## begin MATERIAL PROVIDED

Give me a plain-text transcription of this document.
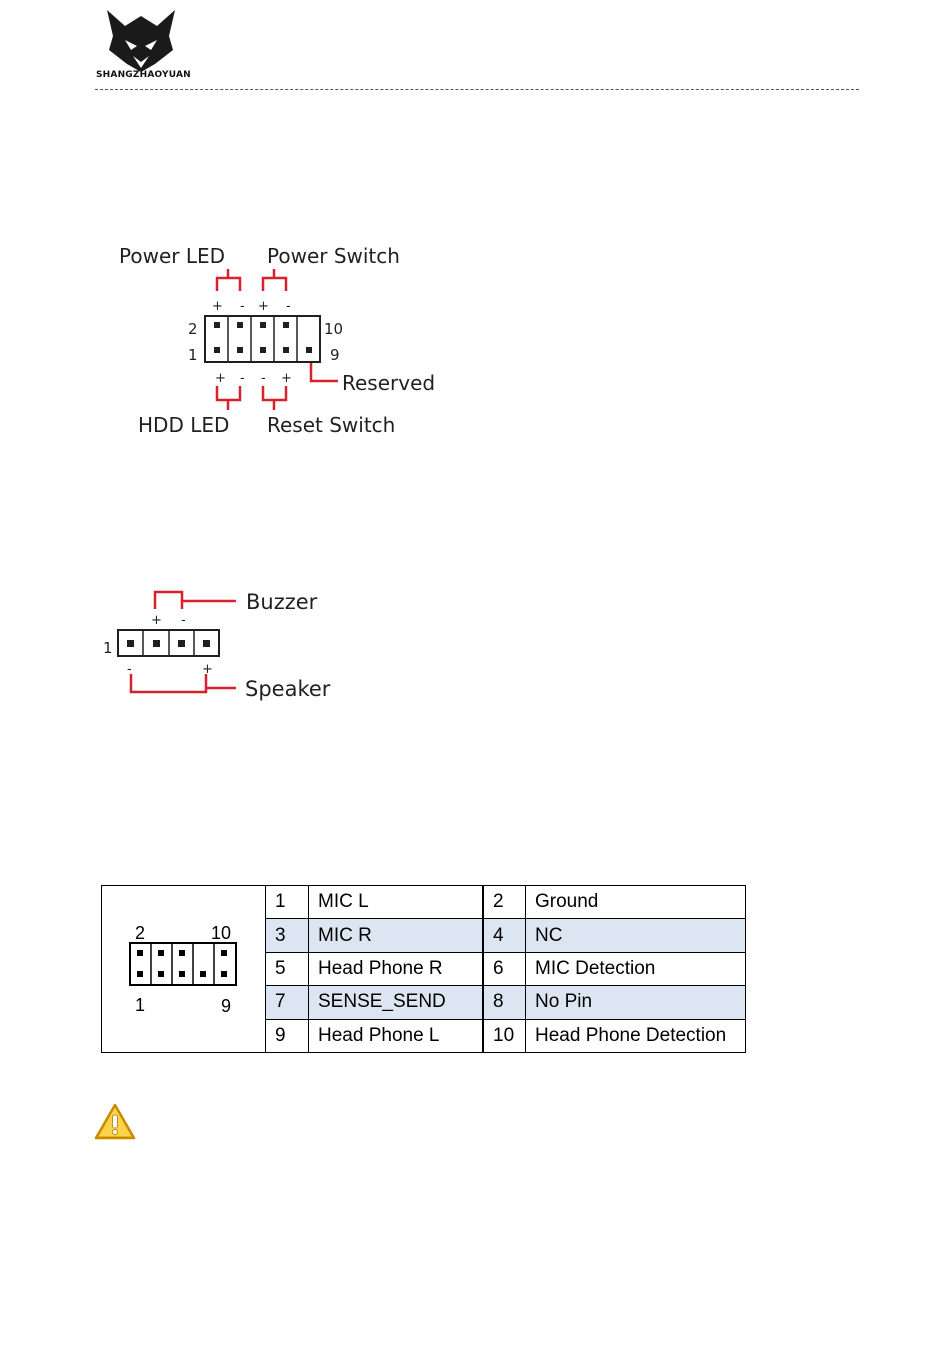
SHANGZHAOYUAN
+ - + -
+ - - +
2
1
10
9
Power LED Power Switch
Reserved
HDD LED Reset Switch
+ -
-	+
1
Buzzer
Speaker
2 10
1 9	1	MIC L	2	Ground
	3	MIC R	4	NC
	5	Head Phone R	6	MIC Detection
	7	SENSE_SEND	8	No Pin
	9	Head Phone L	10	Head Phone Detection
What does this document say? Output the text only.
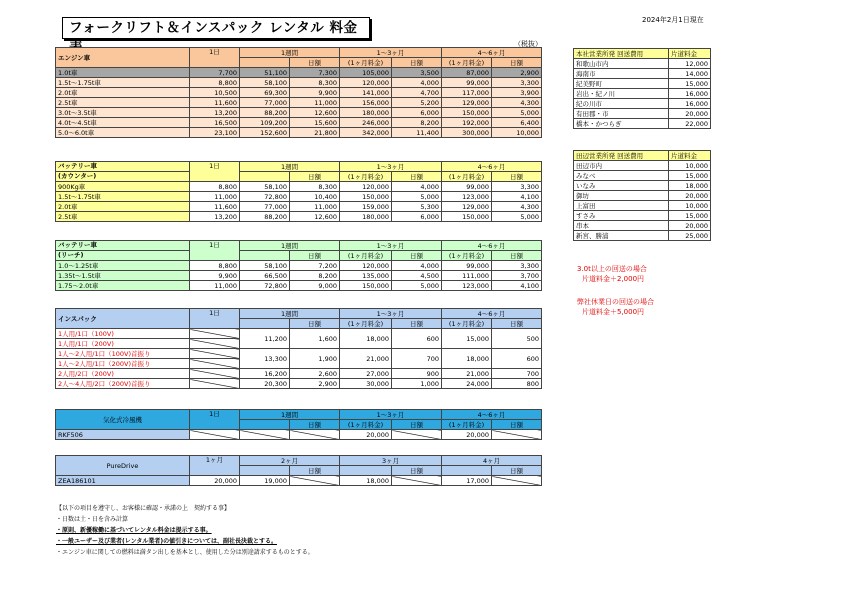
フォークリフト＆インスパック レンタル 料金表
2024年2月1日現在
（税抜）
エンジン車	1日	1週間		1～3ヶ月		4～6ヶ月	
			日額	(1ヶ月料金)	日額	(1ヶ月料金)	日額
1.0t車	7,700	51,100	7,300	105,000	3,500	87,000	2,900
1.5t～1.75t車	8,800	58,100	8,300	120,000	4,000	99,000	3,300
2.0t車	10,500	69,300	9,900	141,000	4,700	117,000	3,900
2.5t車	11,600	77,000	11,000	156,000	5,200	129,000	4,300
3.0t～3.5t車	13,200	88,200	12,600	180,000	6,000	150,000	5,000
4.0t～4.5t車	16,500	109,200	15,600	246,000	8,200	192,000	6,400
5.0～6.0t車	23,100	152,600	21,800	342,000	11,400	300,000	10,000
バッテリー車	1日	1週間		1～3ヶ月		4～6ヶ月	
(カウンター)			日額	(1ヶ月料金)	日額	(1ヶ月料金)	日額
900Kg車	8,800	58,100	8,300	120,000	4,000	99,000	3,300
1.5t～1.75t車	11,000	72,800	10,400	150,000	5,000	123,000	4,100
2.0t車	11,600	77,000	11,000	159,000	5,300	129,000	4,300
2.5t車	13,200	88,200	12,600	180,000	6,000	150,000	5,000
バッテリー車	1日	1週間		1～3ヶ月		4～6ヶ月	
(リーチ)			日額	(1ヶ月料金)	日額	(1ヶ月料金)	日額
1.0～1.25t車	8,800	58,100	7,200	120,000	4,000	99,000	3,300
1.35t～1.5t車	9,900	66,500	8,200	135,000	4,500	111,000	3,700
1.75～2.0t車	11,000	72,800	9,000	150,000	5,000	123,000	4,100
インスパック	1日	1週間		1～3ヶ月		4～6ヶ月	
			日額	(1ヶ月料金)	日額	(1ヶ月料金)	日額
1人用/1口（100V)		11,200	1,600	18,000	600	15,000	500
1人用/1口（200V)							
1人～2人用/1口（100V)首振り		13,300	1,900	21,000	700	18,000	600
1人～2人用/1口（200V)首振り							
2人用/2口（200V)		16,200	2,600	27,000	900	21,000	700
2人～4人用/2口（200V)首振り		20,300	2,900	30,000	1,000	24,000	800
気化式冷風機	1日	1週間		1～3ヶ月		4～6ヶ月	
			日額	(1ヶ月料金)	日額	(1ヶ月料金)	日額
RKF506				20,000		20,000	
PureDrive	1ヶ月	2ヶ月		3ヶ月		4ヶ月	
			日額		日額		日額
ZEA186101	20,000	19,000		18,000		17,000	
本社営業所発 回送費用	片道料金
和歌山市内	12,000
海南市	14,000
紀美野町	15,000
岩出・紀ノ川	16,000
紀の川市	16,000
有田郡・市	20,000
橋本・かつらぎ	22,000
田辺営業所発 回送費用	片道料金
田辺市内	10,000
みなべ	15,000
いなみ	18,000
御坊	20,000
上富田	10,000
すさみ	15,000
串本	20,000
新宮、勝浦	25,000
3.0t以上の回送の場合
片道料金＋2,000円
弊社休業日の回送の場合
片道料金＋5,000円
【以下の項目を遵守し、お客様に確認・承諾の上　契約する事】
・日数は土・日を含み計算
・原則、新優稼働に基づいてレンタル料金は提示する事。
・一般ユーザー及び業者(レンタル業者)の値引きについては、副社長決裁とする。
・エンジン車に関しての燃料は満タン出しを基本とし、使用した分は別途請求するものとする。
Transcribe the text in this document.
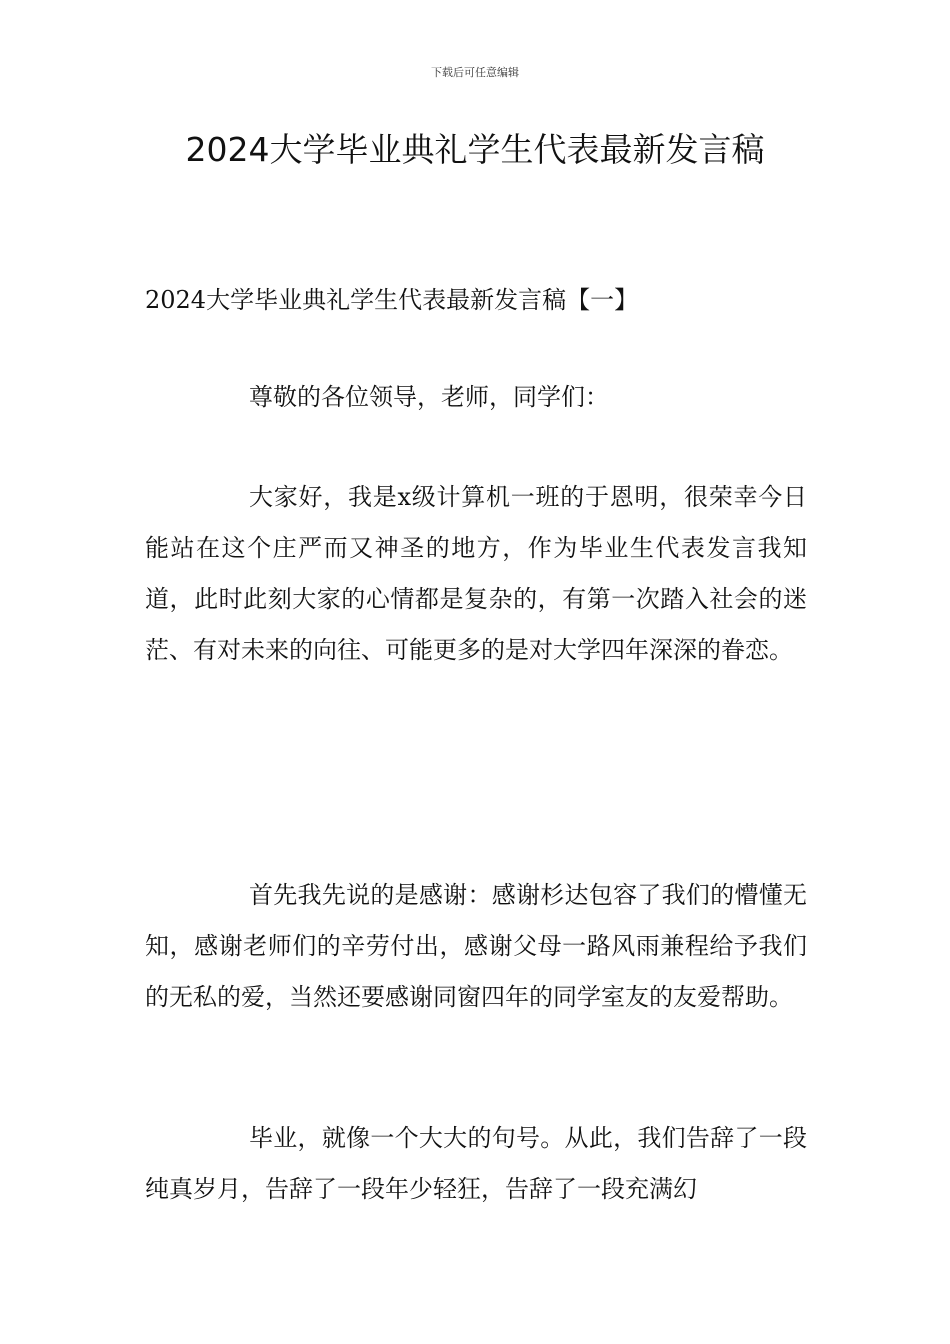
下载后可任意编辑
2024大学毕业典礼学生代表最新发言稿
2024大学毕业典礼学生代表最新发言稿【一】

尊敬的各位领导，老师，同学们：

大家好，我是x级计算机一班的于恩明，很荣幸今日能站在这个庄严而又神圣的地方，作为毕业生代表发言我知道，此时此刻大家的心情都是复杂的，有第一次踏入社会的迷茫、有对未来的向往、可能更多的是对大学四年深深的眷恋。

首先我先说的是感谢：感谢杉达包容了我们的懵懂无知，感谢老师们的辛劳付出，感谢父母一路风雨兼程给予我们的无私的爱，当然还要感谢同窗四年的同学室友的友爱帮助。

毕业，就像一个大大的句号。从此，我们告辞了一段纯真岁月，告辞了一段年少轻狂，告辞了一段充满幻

## end MATERIAL PROVIDED

YOUR TASK> Your answer should be only the number of lines that hold the word "Switch".

EXERCISE OUTPUT> 2